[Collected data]
══════════

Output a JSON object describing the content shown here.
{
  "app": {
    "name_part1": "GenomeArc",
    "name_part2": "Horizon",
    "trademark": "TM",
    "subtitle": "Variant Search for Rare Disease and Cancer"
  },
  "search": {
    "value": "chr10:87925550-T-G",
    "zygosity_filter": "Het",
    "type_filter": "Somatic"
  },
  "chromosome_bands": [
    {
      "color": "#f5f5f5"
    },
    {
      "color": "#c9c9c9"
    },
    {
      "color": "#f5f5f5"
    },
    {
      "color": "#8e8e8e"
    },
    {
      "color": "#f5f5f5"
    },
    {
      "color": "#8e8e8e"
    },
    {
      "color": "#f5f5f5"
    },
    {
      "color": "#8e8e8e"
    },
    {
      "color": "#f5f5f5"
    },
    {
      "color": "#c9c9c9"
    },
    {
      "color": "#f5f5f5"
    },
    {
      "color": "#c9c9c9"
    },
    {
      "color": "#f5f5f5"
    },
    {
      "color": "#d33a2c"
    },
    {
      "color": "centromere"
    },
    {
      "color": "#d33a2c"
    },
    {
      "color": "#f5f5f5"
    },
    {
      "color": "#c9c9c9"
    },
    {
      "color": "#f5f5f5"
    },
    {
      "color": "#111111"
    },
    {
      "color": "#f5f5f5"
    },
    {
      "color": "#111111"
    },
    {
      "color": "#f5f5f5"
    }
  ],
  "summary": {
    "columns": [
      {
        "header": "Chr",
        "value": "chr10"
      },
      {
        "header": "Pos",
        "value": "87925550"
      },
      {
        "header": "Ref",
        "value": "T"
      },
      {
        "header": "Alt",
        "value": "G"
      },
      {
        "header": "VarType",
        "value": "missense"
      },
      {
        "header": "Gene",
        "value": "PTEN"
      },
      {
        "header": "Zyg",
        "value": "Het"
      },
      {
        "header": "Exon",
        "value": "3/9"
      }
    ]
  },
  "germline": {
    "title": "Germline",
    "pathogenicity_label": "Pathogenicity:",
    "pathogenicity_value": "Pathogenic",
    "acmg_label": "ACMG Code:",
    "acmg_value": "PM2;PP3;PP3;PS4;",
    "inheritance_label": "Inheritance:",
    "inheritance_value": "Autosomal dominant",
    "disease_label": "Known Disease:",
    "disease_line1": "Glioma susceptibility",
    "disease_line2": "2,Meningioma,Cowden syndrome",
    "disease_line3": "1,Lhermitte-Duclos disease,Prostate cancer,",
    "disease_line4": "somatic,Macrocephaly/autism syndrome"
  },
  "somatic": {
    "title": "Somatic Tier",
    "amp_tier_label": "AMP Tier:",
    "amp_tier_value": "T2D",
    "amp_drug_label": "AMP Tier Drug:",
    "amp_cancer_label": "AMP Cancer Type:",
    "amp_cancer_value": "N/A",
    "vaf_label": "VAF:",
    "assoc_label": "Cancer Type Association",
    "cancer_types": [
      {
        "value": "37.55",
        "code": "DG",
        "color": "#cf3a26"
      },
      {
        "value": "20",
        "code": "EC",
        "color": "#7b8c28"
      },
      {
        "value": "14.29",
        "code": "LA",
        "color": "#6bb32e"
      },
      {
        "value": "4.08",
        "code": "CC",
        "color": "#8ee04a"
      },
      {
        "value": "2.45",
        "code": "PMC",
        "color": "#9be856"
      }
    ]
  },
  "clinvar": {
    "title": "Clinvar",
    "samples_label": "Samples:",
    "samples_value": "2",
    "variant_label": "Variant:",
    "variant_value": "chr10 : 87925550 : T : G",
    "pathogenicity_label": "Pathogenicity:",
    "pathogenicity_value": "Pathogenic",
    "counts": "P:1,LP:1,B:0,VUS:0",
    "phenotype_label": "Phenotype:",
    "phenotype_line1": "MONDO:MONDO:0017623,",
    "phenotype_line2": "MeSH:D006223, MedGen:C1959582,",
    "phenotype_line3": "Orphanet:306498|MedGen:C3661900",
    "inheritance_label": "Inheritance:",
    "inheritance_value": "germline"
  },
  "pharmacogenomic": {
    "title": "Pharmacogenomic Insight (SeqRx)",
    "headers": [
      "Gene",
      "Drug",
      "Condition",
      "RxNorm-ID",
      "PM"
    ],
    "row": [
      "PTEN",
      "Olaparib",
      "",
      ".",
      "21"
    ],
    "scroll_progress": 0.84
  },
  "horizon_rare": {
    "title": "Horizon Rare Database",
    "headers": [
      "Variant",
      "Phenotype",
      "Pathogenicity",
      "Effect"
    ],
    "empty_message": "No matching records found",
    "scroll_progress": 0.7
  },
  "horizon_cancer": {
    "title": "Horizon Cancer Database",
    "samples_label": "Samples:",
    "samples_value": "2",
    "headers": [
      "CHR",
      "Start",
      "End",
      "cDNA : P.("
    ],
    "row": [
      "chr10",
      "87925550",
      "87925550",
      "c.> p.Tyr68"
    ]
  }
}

══════════

### [PROBLEM]
Repeat all the entries above without altering anything.

### [RESPONSE TO THIS EXERCISE]
Output a JSON object describing the content shown here.
{
  "app": {
    "name_part1": "GenomeArc",
    "name_part2": "Horizon",
    "trademark": "TM",
    "subtitle": "Variant Search for Rare Disease and Cancer"
  },
  "search": {
    "value": "chr10:87925550-T-G",
    "zygosity_filter": "Het",
    "type_filter": "Somatic"
  },
  "chromosome_bands": [
    {
      "color": "#f5f5f5"
    },
    {
      "color": "#c9c9c9"
    },
    {
      "color": "#f5f5f5"
    },
    {
      "color": "#8e8e8e"
    },
    {
      "color": "#f5f5f5"
    },
    {
      "color": "#8e8e8e"
    },
    {
      "color": "#f5f5f5"
    },
    {
      "color": "#8e8e8e"
    },
    {
      "color": "#f5f5f5"
    },
    {
      "color": "#c9c9c9"
    },
    {
      "color": "#f5f5f5"
    },
    {
      "color": "#c9c9c9"
    },
    {
      "color": "#f5f5f5"
    },
    {
      "color": "#d33a2c"
    },
    {
      "color": "centromere"
    },
    {
      "color": "#d33a2c"
    },
    {
      "color": "#f5f5f5"
    },
    {
      "color": "#c9c9c9"
    },
    {
      "color": "#f5f5f5"
    },
    {
      "color": "#111111"
    },
    {
      "color": "#f5f5f5"
    },
    {
      "color": "#111111"
    },
    {
      "color": "#f5f5f5"
    }
  ],
  "summary": {
    "columns": [
      {
        "header": "Chr",
        "value": "chr10"
      },
      {
        "header": "Pos",
        "value": "87925550"
      },
      {
        "header": "Ref",
        "value": "T"
      },
      {
        "header": "Alt",
        "value": "G"
      },
      {
        "header": "VarType",
        "value": "missense"
      },
      {
        "header": "Gene",
        "value": "PTEN"
      },
      {
        "header": "Zyg",
        "value": "Het"
      },
      {
        "header": "Exon",
        "value": "3/9"
      }
    ]
  },
  "germline": {
    "title": "Germline",
    "pathogenicity_label": "Pathogenicity:",
    "pathogenicity_value": "Pathogenic",
    "acmg_label": "ACMG Code:",
    "acmg_value": "PM2;PP3;PP3;PS4;",
    "inheritance_label": "Inheritance:",
    "inheritance_value": "Autosomal dominant",
    "disease_label": "Known Disease:",
    "disease_line1": "Glioma susceptibility",
    "disease_line2": "2,Meningioma,Cowden syndrome",
    "disease_line3": "1,Lhermitte-Duclos disease,Prostate cancer,",
    "disease_line4": "somatic,Macrocephaly/autism syndrome"
  },
  "somatic": {
    "title": "Somatic Tier",
    "amp_tier_label": "AMP Tier:",
    "amp_tier_value": "T2D",
    "amp_drug_label": "AMP Tier Drug:",
    "amp_cancer_label": "AMP Cancer Type:",
    "amp_cancer_value": "N/A",
    "vaf_label": "VAF:",
    "assoc_label": "Cancer Type Association",
    "cancer_types": [
      {
        "value": "37.55",
        "code": "DG",
        "color": "#cf3a26"
      },
      {
        "value": "20",
        "code": "EC",
        "color": "#7b8c28"
      },
      {
        "value": "14.29",
        "code": "LA",
        "color": "#6bb32e"
      },
      {
        "value": "4.08",
        "code": "CC",
        "color": "#8ee04a"
      },
      {
        "value": "2.45",
        "code": "PMC",
        "color": "#9be856"
      }
    ]
  },
  "clinvar": {
    "title": "Clinvar",
    "samples_label": "Samples:",
    "samples_value": "2",
    "variant_label": "Variant:",
    "variant_value": "chr10 : 87925550 : T : G",
    "pathogenicity_label": "Pathogenicity:",
    "pathogenicity_value": "Pathogenic",
    "counts": "P:1,LP:1,B:0,VUS:0",
    "phenotype_label": "Phenotype:",
    "phenotype_line1": "MONDO:MONDO:0017623,",
    "phenotype_line2": "MeSH:D006223, MedGen:C1959582,",
    "phenotype_line3": "Orphanet:306498|MedGen:C3661900",
    "inheritance_label": "Inheritance:",
    "inheritance_value": "germline"
  },
  "pharmacogenomic": {
    "title": "Pharmacogenomic Insight (SeqRx)",
    "headers": [
      "Gene",
      "Drug",
      "Condition",
      "RxNorm-ID",
      "PM"
    ],
    "row": [
      "PTEN",
      "Olaparib",
      "",
      ".",
      "21"
    ],
    "scroll_progress": 0.84
  },
  "horizon_rare": {
    "title": "Horizon Rare Database",
    "headers": [
      "Variant",
      "Phenotype",
      "Pathogenicity",
      "Effect"
    ],
    "empty_message": "No matching records found",
    "scroll_progress": 0.7
  },
  "horizon_cancer": {
    "title": "Horizon Cancer Database",
    "samples_label": "Samples:",
    "samples_value": "2",
    "headers": [
      "CHR",
      "Start",
      "End",
      "cDNA : P.("
    ],
    "row": [
      "chr10",
      "87925550",
      "87925550",
      "c.> p.Tyr68"
    ]
  }
}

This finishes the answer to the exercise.